*** DATA RECORDS ***

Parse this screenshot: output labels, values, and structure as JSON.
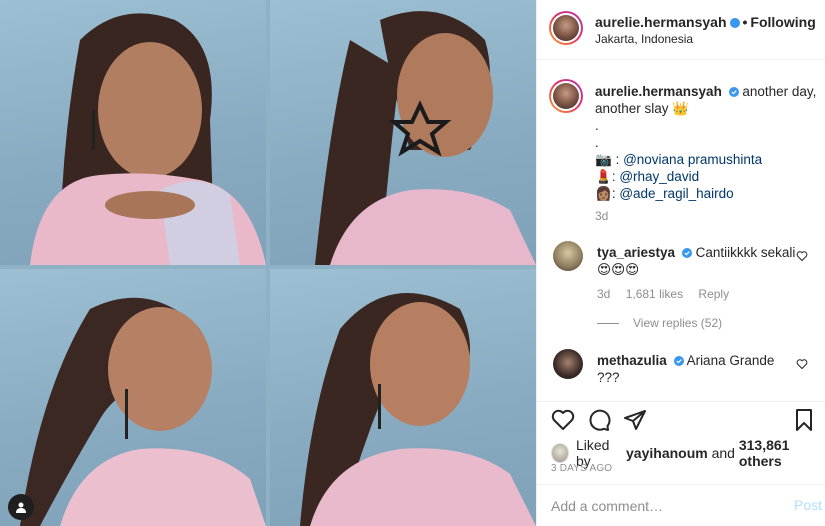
{
  "post": {
    "author": "aurelie.hermansyah",
    "separator": "•",
    "follow_status": "Following",
    "location": "Jakarta, Indonesia"
  },
  "caption": {
    "username": "aurelie.hermansyah",
    "text": "another day, another slay 👑",
    "dot1": ".",
    "dot2": ".",
    "credits": [
      {
        "emoji": "📷",
        "sep": " : ",
        "handle": "@noviana pramushinta"
      },
      {
        "emoji": "💄",
        "sep": ": ",
        "handle": "@rhay_david"
      },
      {
        "emoji": "👩🏽",
        "sep": ": ",
        "handle": "@ade_ragil_hairdo"
      }
    ],
    "time": "3d"
  },
  "comments": [
    {
      "username": "tya_ariestya",
      "text": "Cantiikkkk sekali",
      "text2": "😍😍😍",
      "time": "3d",
      "likes": "1,681 likes",
      "reply": "Reply",
      "view_replies": "View replies (52)"
    },
    {
      "username": "methazulia",
      "text": "Ariana Grande",
      "text2": "???"
    }
  ],
  "liked_by": {
    "prefix": "Liked by ",
    "user": "yayihanoum",
    "middle": " and ",
    "count": "313,861 others"
  },
  "date": "3 DAYS AGO",
  "add_comment": {
    "placeholder": "Add a comment…",
    "post_label": "Post"
  },
  "colors": {
    "verified": "#3897f0",
    "link": "#00376b",
    "post_disabled": "#b2dffc",
    "backdrop": "#8fb1c6"
  }
}
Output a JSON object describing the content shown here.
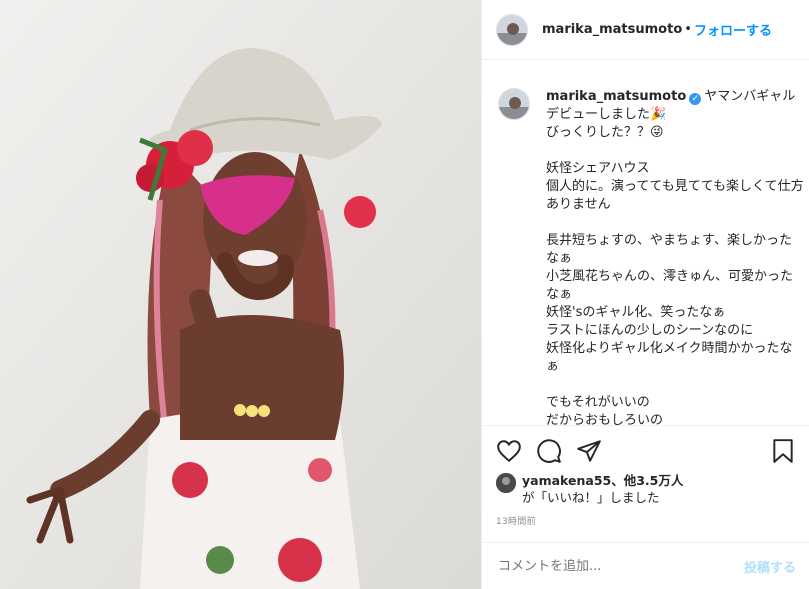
{
  "post": {
    "username": "marika_matsumoto",
    "dot": "•",
    "follow_label": "フォローする",
    "caption": "ヤマンバギャルデビューしました🎉\nびっくりした？？😜\n\n妖怪シェアハウス\n個人的に。演ってても見てても楽しくて仕方ありません\n\n長井短ちょすの、やまちょす、楽しかったなぁ\n小芝風花ちゃんの、澪きゅん、可愛かったなぁ\n妖怪'sのギャル化、笑ったなぁ\nラストにほんの少しのシーンなのに\n妖怪化よりギャル化メイク時間かかったなぁ\n\nでもそれがいいの\nだからおもしろいの",
    "verified_symbol": "✓"
  },
  "likes": {
    "liker": "yamakena55",
    "count_text": "、他3.5万人",
    "suffix": "が「いいね！」しました"
  },
  "time_ago": "13時間前",
  "comment": {
    "placeholder": "コメントを追加...",
    "post_label": "投稿する"
  },
  "icons": [
    "heart-icon",
    "comment-icon",
    "share-icon",
    "bookmark-icon"
  ]
}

***

BRIEF
Leave out the pictures and output the rest of the material exactly as written.

WRITTEN REPLY
Parse this screenshot: output labels, values, and structure as JSON.
{
  "post": {
    "author": "aurelie.hermansyah",
    "separator": "•",
    "follow_status": "Following",
    "location": "Jakarta, Indonesia"
  },
  "caption": {
    "username": "aurelie.hermansyah",
    "text": "another day, another slay 👑",
    "dot1": ".",
    "dot2": ".",
    "credits": [
      {
        "emoji": "📷",
        "sep": " : ",
        "handle": "@noviana pramushinta"
      },
      {
        "emoji": "💄",
        "sep": ": ",
        "handle": "@rhay_david"
      },
      {
        "emoji": "👩🏽",
        "sep": ": ",
        "handle": "@ade_ragil_hairdo"
      }
    ],
    "time": "3d"
  },
  "comments": [
    {
      "username": "tya_ariestya",
      "text": "Cantiikkkk sekali",
      "text2": "😍😍😍",
      "time": "3d",
      "likes": "1,681 likes",
      "reply": "Reply",
      "view_replies": "View replies (52)"
    },
    {
      "username": "methazulia",
      "text": "Ariana Grande",
      "text2": "???"
    }
  ],
  "liked_by": {
    "prefix": "Liked by ",
    "user": "yayihanoum",
    "middle": " and ",
    "count": "313,861 others"
  },
  "date": "3 DAYS AGO",
  "add_comment": {
    "placeholder": "Add a comment…",
    "post_label": "Post"
  },
  "colors": {
    "verified": "#3897f0",
    "link": "#00376b",
    "post_disabled": "#b2dffc",
    "backdrop": "#8fb1c6"
  }
}
Output a JSON object describing the content shown here.
{
  "post": {
    "username": "marika_matsumoto",
    "dot": "•",
    "follow_label": "フォローする",
    "caption": "ヤマンバギャルデビューしました🎉\nびっくりした？？😜\n\n妖怪シェアハウス\n個人的に。演ってても見てても楽しくて仕方ありません\n\n長井短ちょすの、やまちょす、楽しかったなぁ\n小芝風花ちゃんの、澪きゅん、可愛かったなぁ\n妖怪'sのギャル化、笑ったなぁ\nラストにほんの少しのシーンなのに\n妖怪化よりギャル化メイク時間かかったなぁ\n\nでもそれがいいの\nだからおもしろいの",
    "verified_symbol": "✓"
  },
  "likes": {
    "liker": "yamakena55",
    "count_text": "、他3.5万人",
    "suffix": "が「いいね！」しました"
  },
  "time_ago": "13時間前",
  "comment": {
    "placeholder": "コメントを追加...",
    "post_label": "投稿する"
  },
  "icons": [
    "heart-icon",
    "comment-icon",
    "share-icon",
    "bookmark-icon"
  ]
}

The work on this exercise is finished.